WORK TO BE COMPLETED:
Please state how many lines in the records contain the string "crack", with no words besides the number.

:: EXTRACTED MATERIAL ::

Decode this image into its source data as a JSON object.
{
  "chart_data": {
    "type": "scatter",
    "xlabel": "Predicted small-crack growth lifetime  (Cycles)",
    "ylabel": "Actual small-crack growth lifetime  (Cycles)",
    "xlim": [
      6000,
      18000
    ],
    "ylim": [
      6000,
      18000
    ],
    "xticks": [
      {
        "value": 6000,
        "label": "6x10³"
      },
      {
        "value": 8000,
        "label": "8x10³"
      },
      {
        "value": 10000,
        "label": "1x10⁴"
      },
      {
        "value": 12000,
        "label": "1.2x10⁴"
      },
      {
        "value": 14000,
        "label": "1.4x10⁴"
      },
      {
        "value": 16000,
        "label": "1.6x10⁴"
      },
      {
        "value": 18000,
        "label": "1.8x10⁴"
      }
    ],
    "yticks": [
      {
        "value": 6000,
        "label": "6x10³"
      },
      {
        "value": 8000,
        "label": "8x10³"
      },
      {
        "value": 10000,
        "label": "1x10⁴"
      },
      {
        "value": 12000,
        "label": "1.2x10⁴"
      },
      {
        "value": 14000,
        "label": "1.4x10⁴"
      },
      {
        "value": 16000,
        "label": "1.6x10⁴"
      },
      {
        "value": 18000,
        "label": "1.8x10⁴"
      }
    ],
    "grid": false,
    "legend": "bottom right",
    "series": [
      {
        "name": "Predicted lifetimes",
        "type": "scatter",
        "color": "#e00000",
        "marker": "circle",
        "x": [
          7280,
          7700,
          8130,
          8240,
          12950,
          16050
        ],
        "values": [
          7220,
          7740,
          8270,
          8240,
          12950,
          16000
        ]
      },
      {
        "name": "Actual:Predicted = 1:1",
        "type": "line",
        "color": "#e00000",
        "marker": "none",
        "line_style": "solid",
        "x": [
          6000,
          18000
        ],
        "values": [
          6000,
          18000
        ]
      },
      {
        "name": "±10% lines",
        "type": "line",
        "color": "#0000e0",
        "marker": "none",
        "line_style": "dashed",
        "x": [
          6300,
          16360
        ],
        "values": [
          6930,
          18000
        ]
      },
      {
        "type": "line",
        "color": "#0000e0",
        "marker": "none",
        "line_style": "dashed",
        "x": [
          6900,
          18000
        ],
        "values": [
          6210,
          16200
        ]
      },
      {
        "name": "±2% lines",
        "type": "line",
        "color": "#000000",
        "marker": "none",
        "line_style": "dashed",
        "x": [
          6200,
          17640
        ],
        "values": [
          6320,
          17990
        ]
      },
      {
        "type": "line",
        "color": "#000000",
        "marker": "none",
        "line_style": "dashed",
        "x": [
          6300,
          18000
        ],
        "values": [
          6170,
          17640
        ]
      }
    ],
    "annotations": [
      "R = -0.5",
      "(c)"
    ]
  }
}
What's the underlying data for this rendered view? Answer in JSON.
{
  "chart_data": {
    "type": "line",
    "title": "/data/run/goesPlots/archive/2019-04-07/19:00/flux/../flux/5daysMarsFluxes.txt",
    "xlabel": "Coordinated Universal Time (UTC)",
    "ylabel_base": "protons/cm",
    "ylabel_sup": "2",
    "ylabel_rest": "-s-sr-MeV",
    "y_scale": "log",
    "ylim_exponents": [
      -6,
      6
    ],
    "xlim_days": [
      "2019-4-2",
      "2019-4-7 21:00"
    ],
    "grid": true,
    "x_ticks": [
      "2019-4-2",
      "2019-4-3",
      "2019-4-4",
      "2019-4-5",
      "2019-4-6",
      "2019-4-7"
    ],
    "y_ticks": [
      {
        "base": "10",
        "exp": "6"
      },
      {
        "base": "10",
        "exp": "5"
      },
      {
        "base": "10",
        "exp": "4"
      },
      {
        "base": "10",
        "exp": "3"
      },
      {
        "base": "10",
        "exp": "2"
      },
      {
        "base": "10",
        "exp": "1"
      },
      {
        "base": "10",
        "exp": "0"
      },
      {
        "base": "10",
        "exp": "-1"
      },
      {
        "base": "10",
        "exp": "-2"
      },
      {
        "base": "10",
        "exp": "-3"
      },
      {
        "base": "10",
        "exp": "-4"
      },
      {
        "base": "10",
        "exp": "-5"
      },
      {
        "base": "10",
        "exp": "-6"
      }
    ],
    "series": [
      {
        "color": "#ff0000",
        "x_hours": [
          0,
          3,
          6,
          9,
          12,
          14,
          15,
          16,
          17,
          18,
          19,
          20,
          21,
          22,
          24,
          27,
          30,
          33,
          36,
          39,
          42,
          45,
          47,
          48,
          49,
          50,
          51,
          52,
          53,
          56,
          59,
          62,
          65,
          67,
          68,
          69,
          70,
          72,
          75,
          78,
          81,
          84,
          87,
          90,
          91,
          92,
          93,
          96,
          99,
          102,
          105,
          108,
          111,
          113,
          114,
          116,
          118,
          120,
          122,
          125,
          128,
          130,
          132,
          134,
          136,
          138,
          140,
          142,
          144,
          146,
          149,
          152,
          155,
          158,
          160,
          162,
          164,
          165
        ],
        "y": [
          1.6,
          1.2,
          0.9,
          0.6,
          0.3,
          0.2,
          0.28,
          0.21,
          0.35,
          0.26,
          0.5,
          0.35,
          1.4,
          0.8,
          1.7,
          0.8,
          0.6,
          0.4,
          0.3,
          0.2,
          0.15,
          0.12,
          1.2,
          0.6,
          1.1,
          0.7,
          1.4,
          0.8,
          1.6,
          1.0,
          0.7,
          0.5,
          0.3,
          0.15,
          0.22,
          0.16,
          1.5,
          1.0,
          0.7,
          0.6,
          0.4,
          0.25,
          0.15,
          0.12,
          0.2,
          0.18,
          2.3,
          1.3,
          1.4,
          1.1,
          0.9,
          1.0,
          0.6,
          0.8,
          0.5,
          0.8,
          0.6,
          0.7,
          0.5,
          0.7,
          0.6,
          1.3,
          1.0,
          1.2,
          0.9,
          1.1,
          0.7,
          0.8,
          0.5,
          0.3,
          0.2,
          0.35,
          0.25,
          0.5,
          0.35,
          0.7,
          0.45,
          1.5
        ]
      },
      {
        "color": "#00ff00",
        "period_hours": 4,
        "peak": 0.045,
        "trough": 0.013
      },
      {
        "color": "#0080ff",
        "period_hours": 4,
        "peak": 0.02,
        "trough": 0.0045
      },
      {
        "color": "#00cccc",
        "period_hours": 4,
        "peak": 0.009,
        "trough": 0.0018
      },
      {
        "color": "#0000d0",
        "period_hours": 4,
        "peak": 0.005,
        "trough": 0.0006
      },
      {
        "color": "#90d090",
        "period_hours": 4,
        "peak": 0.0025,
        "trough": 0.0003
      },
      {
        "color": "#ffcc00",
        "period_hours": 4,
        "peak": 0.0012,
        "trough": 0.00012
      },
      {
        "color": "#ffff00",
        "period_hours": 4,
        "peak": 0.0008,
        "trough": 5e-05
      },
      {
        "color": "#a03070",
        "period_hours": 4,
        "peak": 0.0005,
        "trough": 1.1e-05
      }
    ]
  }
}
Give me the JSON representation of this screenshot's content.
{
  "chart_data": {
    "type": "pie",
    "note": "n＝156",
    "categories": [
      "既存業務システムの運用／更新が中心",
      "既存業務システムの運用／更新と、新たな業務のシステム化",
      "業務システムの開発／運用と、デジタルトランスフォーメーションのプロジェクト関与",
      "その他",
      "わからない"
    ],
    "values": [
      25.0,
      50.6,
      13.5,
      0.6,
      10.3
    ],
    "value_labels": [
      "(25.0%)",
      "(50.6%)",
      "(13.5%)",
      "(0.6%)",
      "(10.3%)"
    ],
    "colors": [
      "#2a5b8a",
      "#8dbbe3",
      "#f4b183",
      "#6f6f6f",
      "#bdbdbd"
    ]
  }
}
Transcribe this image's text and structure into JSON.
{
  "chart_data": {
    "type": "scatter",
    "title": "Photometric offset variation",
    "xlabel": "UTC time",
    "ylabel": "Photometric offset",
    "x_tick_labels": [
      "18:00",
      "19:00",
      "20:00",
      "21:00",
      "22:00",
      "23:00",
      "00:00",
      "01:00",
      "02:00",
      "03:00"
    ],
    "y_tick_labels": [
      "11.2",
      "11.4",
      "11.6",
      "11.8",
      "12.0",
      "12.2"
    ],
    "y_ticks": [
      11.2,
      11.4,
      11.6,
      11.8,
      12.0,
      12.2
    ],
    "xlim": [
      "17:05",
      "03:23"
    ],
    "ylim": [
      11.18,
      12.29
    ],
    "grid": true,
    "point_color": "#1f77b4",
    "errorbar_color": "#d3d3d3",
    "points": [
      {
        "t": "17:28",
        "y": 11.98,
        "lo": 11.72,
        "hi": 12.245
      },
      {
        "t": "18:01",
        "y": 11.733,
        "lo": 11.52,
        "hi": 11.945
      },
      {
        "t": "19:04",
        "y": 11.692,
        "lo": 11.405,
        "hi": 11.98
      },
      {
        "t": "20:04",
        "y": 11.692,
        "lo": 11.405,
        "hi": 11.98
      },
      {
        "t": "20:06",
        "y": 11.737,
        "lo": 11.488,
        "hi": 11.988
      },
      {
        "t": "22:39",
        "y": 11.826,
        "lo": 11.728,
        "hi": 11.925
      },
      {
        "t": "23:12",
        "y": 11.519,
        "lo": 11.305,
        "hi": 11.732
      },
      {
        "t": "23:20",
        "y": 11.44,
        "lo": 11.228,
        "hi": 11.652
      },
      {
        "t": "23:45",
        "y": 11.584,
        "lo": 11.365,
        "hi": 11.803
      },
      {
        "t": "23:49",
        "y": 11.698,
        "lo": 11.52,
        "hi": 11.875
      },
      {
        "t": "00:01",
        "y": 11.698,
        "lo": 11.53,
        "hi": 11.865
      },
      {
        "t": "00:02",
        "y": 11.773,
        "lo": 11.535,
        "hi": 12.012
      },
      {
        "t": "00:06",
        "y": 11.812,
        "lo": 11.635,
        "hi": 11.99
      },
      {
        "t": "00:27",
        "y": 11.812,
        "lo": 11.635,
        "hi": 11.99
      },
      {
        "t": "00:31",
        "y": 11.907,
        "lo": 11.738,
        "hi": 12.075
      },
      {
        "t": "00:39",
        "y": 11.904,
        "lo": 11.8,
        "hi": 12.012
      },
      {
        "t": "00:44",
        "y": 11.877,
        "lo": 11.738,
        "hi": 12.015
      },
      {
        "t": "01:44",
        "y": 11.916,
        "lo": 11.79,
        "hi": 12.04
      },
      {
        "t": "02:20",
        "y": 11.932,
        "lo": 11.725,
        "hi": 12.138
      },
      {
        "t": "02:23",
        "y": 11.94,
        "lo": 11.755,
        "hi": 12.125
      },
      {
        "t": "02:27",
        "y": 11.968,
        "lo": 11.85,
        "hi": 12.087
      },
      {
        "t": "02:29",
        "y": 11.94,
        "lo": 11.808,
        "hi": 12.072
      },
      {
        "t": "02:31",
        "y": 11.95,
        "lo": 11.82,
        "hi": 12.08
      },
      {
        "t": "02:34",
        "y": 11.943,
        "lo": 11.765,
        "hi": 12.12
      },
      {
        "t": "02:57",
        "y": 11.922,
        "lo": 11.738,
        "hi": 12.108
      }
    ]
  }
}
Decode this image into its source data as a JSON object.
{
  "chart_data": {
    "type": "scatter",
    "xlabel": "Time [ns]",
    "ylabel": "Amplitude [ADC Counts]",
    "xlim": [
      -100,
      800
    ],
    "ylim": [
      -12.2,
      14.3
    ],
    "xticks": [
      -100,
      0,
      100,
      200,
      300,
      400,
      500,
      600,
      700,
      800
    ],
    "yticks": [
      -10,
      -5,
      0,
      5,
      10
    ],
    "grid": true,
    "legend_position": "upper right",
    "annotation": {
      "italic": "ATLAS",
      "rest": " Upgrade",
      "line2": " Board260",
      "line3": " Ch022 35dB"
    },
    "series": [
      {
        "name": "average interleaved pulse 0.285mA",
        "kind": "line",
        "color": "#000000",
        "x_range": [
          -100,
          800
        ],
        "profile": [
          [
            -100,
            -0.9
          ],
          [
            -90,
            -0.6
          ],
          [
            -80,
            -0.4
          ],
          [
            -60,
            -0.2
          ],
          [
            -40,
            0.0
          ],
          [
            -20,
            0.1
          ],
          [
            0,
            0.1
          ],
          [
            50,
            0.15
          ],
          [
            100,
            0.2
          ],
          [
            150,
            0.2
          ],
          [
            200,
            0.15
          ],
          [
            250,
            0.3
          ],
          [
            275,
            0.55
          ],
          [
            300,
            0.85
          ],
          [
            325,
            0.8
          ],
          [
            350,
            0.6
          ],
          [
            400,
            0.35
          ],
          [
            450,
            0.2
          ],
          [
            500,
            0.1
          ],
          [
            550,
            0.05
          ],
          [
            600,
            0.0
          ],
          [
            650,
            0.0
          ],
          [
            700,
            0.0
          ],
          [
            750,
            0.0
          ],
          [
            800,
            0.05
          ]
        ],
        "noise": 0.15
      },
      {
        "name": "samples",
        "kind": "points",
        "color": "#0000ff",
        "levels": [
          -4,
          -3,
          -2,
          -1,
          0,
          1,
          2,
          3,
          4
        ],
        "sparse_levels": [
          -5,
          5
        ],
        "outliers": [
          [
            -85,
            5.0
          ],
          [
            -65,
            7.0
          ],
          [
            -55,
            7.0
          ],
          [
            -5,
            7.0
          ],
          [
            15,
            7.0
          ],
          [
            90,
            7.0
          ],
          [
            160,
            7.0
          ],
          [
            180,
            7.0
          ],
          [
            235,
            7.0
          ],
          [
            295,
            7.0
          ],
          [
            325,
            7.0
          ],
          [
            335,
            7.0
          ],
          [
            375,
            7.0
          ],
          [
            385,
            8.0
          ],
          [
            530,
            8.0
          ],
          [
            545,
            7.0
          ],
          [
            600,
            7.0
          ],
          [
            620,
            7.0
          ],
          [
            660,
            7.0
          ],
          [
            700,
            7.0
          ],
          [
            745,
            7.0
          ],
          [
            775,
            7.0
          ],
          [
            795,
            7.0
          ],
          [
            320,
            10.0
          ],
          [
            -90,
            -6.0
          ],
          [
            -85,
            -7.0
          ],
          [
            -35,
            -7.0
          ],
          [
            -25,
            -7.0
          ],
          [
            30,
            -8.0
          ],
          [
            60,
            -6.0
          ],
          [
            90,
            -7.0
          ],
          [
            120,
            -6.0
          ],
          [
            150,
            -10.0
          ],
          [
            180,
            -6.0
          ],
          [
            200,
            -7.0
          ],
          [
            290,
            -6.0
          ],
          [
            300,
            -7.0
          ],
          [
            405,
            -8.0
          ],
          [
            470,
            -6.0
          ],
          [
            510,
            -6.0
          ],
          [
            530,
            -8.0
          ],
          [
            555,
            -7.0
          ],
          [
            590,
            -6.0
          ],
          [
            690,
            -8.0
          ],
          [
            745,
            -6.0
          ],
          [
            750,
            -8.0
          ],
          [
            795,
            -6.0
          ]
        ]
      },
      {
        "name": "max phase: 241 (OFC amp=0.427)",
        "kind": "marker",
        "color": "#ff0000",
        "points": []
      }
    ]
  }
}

:::

THE OUTPUT:
2